*Records*:
####################

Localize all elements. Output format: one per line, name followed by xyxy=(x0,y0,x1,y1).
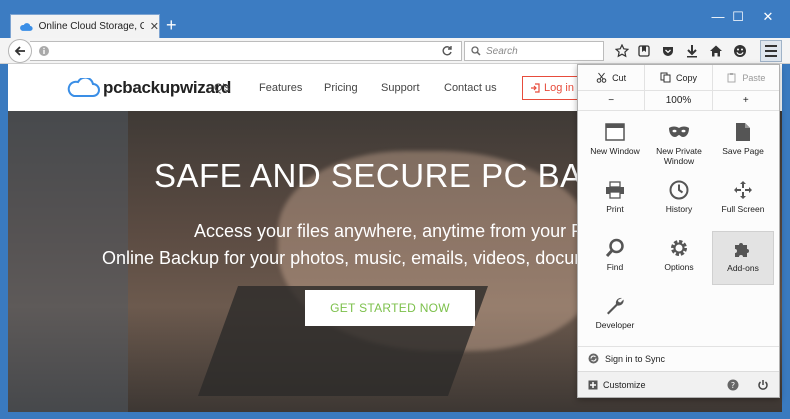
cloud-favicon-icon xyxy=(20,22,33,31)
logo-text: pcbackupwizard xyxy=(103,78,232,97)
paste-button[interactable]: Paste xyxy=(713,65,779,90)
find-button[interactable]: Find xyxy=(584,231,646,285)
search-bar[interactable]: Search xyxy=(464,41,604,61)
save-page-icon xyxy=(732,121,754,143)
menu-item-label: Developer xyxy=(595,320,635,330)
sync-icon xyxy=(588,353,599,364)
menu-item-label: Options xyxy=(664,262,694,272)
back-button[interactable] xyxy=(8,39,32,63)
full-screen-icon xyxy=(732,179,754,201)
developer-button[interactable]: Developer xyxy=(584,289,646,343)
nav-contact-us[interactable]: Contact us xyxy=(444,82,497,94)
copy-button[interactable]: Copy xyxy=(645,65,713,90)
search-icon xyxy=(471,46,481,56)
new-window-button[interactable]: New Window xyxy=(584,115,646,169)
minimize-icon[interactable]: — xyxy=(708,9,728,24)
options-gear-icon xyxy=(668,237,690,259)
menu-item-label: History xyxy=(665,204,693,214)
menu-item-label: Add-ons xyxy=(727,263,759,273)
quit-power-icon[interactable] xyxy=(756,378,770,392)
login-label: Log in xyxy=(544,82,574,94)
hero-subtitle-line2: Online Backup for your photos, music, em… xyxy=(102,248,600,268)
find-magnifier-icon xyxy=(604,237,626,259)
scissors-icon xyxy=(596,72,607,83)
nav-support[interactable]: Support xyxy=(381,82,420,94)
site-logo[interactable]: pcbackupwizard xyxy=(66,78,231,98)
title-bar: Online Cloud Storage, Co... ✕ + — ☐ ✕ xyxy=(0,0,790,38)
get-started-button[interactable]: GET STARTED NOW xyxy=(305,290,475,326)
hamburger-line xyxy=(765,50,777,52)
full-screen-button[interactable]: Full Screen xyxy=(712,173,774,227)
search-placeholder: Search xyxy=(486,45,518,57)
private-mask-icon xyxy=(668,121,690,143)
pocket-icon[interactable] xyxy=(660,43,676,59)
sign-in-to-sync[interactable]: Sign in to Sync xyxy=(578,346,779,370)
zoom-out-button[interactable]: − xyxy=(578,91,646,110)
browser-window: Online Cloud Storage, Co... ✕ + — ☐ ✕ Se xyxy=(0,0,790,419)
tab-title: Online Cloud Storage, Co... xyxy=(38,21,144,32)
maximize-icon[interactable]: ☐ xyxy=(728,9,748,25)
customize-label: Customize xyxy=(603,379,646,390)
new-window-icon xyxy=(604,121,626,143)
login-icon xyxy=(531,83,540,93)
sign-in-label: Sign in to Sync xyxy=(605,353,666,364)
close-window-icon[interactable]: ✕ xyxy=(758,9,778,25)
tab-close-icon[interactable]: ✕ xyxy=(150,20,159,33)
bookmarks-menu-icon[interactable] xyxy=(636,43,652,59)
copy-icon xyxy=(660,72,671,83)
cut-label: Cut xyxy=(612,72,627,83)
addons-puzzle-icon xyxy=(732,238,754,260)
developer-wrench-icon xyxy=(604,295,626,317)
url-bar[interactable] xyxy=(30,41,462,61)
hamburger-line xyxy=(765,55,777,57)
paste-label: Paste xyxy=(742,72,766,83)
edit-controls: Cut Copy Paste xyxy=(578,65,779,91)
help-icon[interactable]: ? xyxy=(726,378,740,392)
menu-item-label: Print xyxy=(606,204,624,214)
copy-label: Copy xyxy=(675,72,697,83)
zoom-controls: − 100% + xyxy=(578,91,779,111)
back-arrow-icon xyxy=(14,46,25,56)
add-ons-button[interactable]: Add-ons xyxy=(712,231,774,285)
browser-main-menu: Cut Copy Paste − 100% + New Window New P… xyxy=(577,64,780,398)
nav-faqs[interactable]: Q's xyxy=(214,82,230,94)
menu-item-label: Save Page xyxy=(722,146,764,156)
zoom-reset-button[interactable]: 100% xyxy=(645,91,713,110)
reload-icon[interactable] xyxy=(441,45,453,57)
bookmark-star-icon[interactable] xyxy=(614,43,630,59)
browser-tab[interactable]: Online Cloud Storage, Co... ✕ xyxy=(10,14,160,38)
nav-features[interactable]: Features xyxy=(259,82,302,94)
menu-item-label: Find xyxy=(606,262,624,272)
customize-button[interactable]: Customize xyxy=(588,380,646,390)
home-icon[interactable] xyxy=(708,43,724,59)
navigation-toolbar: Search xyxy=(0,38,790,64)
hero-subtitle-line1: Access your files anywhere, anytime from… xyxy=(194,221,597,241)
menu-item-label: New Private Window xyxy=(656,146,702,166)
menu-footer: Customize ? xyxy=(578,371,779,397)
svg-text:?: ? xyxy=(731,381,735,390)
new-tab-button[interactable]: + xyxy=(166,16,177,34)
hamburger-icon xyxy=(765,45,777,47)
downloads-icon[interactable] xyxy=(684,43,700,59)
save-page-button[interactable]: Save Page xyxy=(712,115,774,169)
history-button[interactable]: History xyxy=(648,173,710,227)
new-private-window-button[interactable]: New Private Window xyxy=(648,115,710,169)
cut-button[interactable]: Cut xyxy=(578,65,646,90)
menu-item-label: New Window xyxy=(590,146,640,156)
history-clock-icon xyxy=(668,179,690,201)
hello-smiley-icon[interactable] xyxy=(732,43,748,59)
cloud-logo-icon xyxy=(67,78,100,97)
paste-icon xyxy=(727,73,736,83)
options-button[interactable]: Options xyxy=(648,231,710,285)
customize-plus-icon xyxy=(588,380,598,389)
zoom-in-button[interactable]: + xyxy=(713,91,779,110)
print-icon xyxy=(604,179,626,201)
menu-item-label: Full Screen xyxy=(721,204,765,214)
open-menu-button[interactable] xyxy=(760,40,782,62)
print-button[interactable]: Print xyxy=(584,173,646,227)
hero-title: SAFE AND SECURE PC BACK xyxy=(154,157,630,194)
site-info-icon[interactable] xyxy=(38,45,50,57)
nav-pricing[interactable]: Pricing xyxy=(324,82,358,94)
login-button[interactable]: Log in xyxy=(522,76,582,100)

####################

*Required task*:
Print every line of the records above word for word, omitting the pictures.

*Complete answer*:
Localize all elements. Output format: one per line, name followed by xyxy=(x0,y0,x1,y1).
cloud-favicon-icon xyxy=(20,22,33,31)
logo-text: pcbackupwizard xyxy=(103,78,232,97)
paste-button[interactable]: Paste xyxy=(713,65,779,90)
find-button[interactable]: Find xyxy=(584,231,646,285)
search-bar[interactable]: Search xyxy=(464,41,604,61)
save-page-icon xyxy=(732,121,754,143)
menu-item-label: Developer xyxy=(595,320,635,330)
sync-icon xyxy=(588,353,599,364)
menu-item-label: Options xyxy=(664,262,694,272)
back-button[interactable] xyxy=(8,39,32,63)
full-screen-icon xyxy=(732,179,754,201)
developer-button[interactable]: Developer xyxy=(584,289,646,343)
nav-contact-us[interactable]: Contact us xyxy=(444,82,497,94)
copy-button[interactable]: Copy xyxy=(645,65,713,90)
search-icon xyxy=(471,46,481,56)
new-window-button[interactable]: New Window xyxy=(584,115,646,169)
minimize-icon[interactable]: — xyxy=(708,9,728,24)
options-gear-icon xyxy=(668,237,690,259)
menu-item-label: History xyxy=(665,204,693,214)
menu-item-label: Add-ons xyxy=(727,263,759,273)
quit-power-icon[interactable] xyxy=(756,378,770,392)
login-label: Log in xyxy=(544,82,574,94)
hero-subtitle-line2: Online Backup for your photos, music, em… xyxy=(102,248,600,268)
find-magnifier-icon xyxy=(604,237,626,259)
scissors-icon xyxy=(596,72,607,83)
nav-support[interactable]: Support xyxy=(381,82,420,94)
site-logo[interactable]: pcbackupwizard xyxy=(66,78,231,98)
title-bar: Online Cloud Storage, Co... ✕ + — ☐ ✕ xyxy=(0,0,790,38)
get-started-button[interactable]: GET STARTED NOW xyxy=(305,290,475,326)
hamburger-line xyxy=(765,50,777,52)
full-screen-button[interactable]: Full Screen xyxy=(712,173,774,227)
search-placeholder: Search xyxy=(486,45,518,57)
private-mask-icon xyxy=(668,121,690,143)
pocket-icon[interactable] xyxy=(660,43,676,59)
sign-in-to-sync[interactable]: Sign in to Sync xyxy=(578,346,779,370)
zoom-out-button[interactable]: − xyxy=(578,91,646,110)
browser-window: Online Cloud Storage, Co... ✕ + — ☐ ✕ Se xyxy=(0,0,790,419)
tab-title: Online Cloud Storage, Co... xyxy=(38,21,144,32)
maximize-icon[interactable]: ☐ xyxy=(728,9,748,25)
customize-label: Customize xyxy=(603,379,646,390)
new-window-icon xyxy=(604,121,626,143)
login-icon xyxy=(531,83,540,93)
sign-in-label: Sign in to Sync xyxy=(605,353,666,364)
close-window-icon[interactable]: ✕ xyxy=(758,9,778,25)
tab-close-icon[interactable]: ✕ xyxy=(150,20,159,33)
bookmarks-menu-icon[interactable] xyxy=(636,43,652,59)
copy-icon xyxy=(660,72,671,83)
cut-label: Cut xyxy=(612,72,627,83)
addons-puzzle-icon xyxy=(732,238,754,260)
developer-wrench-icon xyxy=(604,295,626,317)
url-bar[interactable] xyxy=(30,41,462,61)
hamburger-line xyxy=(765,55,777,57)
paste-label: Paste xyxy=(742,72,766,83)
edit-controls: Cut Copy Paste xyxy=(578,65,779,91)
help-icon[interactable]: ? xyxy=(726,378,740,392)
menu-item-label: Print xyxy=(606,204,624,214)
copy-label: Copy xyxy=(675,72,697,83)
zoom-controls: − 100% + xyxy=(578,91,779,111)
back-arrow-icon xyxy=(14,46,25,56)
add-ons-button[interactable]: Add-ons xyxy=(712,231,774,285)
browser-main-menu: Cut Copy Paste − 100% + New Window New P… xyxy=(577,64,780,398)
nav-faqs[interactable]: Q's xyxy=(214,82,230,94)
menu-item-label: Save Page xyxy=(722,146,764,156)
zoom-reset-button[interactable]: 100% xyxy=(645,91,713,110)
reload-icon[interactable] xyxy=(441,45,453,57)
bookmark-star-icon[interactable] xyxy=(614,43,630,59)
browser-tab[interactable]: Online Cloud Storage, Co... ✕ xyxy=(10,14,160,38)
nav-features[interactable]: Features xyxy=(259,82,302,94)
menu-item-label: Find xyxy=(606,262,624,272)
customize-button[interactable]: Customize xyxy=(588,380,646,390)
home-icon[interactable] xyxy=(708,43,724,59)
navigation-toolbar: Search xyxy=(0,38,790,64)
hero-subtitle-line1: Access your files anywhere, anytime from… xyxy=(194,221,597,241)
menu-item-label: New Private Window xyxy=(656,146,702,166)
menu-footer: Customize ? xyxy=(578,371,779,397)
svg-text:?: ? xyxy=(731,381,735,390)
new-tab-button[interactable]: + xyxy=(166,16,177,34)
hamburger-icon xyxy=(765,45,777,47)
downloads-icon[interactable] xyxy=(684,43,700,59)
save-page-button[interactable]: Save Page xyxy=(712,115,774,169)
history-button[interactable]: History xyxy=(648,173,710,227)
new-private-window-button[interactable]: New Private Window xyxy=(648,115,710,169)
cut-button[interactable]: Cut xyxy=(578,65,646,90)
menu-item-label: New Window xyxy=(590,146,640,156)
history-clock-icon xyxy=(668,179,690,201)
hello-smiley-icon[interactable] xyxy=(732,43,748,59)
cloud-logo-icon xyxy=(67,78,100,97)
paste-icon xyxy=(727,73,736,83)
options-button[interactable]: Options xyxy=(648,231,710,285)
customize-plus-icon xyxy=(588,380,598,389)
zoom-in-button[interactable]: + xyxy=(713,91,779,110)
print-icon xyxy=(604,179,626,201)
menu-item-label: Full Screen xyxy=(721,204,765,214)
open-menu-button[interactable] xyxy=(760,40,782,62)
print-button[interactable]: Print xyxy=(584,173,646,227)
hero-title: SAFE AND SECURE PC BACK xyxy=(154,157,630,194)
site-info-icon[interactable] xyxy=(38,45,50,57)
nav-pricing[interactable]: Pricing xyxy=(324,82,358,94)
login-button[interactable]: Log in xyxy=(522,76,582,100)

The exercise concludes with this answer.